Given instruction: Check every line below for the word "Mode" and copy each one that has it.

The input:
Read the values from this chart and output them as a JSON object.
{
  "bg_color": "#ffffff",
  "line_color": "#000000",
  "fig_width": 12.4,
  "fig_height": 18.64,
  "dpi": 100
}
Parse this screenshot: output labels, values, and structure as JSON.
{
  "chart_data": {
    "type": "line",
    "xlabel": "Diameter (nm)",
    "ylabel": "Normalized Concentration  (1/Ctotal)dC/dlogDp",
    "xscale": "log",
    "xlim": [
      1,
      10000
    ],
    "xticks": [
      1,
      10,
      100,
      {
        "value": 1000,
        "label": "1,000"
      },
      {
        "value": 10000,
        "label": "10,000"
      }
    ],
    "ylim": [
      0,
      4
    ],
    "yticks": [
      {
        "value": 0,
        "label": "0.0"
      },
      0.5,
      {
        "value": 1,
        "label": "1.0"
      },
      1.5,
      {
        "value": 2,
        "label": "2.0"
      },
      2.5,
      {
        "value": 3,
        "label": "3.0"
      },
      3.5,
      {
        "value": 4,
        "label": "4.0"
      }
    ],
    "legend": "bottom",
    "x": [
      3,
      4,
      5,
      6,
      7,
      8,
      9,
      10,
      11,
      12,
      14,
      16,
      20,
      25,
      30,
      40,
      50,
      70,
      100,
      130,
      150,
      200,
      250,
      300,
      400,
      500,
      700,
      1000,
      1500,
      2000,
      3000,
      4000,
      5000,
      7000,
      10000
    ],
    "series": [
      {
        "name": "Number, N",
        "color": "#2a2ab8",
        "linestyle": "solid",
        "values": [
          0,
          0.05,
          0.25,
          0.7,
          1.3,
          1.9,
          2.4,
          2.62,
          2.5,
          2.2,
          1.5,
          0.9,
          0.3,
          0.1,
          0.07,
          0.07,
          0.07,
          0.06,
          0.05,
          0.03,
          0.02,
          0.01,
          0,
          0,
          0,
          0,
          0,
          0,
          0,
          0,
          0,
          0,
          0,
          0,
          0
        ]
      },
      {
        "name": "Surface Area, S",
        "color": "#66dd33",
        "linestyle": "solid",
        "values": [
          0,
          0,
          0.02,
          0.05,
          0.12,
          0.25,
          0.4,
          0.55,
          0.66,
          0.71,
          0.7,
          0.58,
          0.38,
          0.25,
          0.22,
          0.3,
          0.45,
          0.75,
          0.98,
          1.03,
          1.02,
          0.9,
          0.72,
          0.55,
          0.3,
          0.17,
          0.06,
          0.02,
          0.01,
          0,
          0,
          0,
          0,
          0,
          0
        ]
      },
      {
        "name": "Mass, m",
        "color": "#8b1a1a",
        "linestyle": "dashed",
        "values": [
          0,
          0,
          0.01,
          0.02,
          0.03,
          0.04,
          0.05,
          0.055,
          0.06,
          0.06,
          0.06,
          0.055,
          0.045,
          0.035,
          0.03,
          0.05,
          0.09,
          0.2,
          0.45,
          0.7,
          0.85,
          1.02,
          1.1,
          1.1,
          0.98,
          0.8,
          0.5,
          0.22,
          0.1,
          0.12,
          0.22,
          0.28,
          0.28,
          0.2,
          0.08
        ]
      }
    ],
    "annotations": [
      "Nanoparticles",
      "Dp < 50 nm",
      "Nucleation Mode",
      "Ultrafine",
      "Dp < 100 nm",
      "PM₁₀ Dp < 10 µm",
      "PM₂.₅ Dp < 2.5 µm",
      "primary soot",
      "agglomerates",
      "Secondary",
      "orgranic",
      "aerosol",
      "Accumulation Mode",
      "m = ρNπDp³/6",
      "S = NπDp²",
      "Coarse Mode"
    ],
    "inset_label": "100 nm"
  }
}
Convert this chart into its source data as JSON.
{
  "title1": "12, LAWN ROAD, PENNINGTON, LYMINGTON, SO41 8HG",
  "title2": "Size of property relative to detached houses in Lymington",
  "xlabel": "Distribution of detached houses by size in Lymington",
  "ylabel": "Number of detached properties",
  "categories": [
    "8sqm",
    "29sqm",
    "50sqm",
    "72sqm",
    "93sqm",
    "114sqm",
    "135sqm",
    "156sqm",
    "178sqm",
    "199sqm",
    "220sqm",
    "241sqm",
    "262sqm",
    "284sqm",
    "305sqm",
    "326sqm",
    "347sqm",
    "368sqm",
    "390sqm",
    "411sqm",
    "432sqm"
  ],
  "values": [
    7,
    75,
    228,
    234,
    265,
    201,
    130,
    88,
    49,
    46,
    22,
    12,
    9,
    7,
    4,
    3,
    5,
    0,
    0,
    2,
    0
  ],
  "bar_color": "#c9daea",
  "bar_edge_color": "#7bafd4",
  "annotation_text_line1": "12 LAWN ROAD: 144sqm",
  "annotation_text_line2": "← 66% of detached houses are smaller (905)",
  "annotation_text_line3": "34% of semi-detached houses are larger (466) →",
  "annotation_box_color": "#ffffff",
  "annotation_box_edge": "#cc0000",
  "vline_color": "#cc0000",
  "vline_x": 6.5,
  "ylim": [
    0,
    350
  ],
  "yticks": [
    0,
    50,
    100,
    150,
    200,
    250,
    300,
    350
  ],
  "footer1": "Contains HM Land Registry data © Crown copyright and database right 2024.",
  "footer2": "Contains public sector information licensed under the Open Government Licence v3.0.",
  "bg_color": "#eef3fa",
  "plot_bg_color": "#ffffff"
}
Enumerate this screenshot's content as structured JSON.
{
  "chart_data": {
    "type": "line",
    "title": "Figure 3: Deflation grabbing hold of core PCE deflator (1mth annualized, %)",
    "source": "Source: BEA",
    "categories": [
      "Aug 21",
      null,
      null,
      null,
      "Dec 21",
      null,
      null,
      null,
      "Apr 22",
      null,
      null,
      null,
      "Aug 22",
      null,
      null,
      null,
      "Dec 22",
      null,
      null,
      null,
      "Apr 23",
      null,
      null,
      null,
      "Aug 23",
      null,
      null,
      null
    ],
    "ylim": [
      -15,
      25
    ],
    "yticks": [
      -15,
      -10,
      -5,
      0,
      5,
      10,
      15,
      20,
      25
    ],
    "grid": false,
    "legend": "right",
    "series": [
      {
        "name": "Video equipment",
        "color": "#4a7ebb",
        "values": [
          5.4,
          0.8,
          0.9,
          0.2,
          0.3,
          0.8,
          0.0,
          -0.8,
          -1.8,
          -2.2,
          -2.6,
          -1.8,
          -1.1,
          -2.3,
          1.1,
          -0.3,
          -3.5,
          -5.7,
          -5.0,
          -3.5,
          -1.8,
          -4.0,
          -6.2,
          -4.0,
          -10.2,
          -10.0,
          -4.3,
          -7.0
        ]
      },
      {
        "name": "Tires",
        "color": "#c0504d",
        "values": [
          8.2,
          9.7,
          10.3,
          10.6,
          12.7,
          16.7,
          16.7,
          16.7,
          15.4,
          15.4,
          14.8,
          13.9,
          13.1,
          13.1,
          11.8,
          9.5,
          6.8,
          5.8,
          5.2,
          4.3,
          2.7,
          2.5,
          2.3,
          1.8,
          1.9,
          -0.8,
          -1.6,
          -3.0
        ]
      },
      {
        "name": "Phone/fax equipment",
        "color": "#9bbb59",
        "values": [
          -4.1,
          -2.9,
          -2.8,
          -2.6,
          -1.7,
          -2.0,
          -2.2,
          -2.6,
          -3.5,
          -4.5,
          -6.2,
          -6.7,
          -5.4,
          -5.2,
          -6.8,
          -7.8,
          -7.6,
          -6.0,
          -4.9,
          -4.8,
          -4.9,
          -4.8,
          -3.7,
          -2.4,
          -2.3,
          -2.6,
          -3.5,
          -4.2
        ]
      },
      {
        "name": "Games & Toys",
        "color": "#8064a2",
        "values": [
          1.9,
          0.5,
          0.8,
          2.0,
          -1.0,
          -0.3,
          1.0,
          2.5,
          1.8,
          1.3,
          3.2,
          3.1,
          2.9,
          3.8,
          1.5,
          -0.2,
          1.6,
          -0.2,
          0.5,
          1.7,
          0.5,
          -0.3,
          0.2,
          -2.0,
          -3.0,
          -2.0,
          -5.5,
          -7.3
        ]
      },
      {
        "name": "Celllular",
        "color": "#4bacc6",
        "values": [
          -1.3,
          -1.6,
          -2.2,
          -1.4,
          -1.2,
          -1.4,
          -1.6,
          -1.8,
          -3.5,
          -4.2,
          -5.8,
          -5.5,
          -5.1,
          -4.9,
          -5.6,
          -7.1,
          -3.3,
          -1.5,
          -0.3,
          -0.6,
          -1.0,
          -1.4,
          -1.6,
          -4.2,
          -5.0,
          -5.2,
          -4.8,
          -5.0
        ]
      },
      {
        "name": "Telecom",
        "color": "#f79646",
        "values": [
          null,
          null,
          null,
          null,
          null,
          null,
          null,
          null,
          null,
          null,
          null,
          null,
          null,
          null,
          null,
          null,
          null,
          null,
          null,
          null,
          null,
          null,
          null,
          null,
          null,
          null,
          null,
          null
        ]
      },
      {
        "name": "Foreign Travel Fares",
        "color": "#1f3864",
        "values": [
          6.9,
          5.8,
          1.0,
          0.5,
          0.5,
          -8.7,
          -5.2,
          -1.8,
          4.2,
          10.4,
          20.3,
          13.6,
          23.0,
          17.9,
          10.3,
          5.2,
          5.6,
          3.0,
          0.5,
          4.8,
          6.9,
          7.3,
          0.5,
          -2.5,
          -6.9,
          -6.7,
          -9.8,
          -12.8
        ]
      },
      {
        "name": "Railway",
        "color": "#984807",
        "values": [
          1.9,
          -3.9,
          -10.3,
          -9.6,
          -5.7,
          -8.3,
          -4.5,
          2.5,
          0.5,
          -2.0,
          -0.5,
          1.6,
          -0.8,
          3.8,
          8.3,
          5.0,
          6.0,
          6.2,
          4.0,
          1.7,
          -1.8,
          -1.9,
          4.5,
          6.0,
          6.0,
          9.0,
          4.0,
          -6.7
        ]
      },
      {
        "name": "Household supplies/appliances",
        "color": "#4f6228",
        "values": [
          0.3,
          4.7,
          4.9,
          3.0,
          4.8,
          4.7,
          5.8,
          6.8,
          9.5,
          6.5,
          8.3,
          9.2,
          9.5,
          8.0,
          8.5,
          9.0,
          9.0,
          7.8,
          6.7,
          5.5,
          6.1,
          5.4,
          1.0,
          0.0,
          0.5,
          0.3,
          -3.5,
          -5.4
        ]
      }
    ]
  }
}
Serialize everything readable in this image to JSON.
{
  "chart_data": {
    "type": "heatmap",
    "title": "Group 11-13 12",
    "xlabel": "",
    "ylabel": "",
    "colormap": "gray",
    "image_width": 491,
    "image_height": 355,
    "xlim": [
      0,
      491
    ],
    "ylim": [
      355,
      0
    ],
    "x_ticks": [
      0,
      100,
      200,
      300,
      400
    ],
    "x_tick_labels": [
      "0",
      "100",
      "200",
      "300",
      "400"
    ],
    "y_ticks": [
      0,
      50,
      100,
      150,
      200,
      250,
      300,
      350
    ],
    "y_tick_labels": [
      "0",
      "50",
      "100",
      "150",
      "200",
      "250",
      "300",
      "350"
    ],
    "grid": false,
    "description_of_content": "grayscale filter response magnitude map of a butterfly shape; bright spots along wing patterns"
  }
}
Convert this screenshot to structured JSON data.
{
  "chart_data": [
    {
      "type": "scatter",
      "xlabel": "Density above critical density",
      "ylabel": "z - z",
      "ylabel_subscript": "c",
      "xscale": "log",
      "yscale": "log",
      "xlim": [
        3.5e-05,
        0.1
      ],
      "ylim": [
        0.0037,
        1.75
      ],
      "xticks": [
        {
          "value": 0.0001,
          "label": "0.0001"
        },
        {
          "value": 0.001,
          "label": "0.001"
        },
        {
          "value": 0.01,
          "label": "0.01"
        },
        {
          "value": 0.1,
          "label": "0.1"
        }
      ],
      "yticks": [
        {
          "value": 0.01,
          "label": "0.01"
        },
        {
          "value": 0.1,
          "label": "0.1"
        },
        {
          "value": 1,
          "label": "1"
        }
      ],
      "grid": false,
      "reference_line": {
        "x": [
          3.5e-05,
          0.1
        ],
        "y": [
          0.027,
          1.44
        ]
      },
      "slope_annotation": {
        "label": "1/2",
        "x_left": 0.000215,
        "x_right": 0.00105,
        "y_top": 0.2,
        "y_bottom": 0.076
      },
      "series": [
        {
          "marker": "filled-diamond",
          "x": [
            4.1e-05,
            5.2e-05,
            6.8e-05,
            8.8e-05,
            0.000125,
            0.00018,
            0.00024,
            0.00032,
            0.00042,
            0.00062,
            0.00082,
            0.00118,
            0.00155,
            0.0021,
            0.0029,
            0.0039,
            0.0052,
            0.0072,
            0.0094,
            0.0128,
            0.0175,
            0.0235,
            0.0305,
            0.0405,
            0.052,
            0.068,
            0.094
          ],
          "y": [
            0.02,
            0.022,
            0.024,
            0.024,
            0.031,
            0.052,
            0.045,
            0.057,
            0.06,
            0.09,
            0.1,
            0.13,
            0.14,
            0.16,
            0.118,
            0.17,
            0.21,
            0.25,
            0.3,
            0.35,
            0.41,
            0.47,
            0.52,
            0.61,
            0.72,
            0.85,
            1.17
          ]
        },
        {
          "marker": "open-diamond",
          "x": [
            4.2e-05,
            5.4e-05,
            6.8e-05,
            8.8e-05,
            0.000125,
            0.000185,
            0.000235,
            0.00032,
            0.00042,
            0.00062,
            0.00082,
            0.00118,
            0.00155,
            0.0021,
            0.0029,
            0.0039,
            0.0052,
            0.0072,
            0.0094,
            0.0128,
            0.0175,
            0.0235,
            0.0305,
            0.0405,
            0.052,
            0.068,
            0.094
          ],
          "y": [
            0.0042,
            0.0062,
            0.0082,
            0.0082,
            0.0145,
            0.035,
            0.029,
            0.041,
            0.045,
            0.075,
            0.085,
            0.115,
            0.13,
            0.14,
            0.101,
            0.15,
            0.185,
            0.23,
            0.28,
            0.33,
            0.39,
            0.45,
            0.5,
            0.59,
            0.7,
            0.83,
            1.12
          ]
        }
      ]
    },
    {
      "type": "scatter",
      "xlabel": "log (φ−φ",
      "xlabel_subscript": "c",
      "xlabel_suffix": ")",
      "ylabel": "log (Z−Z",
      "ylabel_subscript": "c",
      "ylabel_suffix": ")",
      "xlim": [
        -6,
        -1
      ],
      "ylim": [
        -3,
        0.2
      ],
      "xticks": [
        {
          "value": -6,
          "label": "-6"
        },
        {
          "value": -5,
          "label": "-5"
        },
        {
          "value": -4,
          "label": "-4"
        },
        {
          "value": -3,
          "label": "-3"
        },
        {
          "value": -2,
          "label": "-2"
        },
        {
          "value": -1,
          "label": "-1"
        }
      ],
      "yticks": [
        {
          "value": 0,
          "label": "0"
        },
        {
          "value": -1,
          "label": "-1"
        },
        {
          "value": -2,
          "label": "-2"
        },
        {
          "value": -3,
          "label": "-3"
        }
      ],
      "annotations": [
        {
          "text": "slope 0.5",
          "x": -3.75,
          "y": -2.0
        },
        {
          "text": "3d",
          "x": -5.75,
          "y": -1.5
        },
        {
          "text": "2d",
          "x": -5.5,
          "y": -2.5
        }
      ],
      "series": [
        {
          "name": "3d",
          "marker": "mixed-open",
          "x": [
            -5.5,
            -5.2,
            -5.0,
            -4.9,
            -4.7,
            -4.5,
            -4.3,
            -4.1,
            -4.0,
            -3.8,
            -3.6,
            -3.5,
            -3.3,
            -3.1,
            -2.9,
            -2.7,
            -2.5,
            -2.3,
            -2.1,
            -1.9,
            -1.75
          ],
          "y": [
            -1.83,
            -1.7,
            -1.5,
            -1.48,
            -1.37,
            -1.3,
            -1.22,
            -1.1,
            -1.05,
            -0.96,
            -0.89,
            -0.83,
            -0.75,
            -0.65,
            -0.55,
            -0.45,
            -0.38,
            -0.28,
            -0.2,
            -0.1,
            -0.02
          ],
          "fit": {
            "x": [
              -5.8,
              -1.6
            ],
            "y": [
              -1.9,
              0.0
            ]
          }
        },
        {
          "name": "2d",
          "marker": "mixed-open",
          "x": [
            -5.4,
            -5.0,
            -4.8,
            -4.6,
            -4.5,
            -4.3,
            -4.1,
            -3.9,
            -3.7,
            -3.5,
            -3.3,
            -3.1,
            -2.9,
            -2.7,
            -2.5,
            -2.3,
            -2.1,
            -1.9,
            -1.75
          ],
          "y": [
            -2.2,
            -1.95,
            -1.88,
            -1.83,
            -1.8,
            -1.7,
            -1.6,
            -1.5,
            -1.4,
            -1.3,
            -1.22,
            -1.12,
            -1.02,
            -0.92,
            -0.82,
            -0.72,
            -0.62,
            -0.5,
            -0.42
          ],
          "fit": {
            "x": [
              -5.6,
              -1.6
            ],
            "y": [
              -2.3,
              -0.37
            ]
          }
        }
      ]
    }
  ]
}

Response:
      "Nucleation Mode",
      "Accumulation Mode",
      "Coarse Mode"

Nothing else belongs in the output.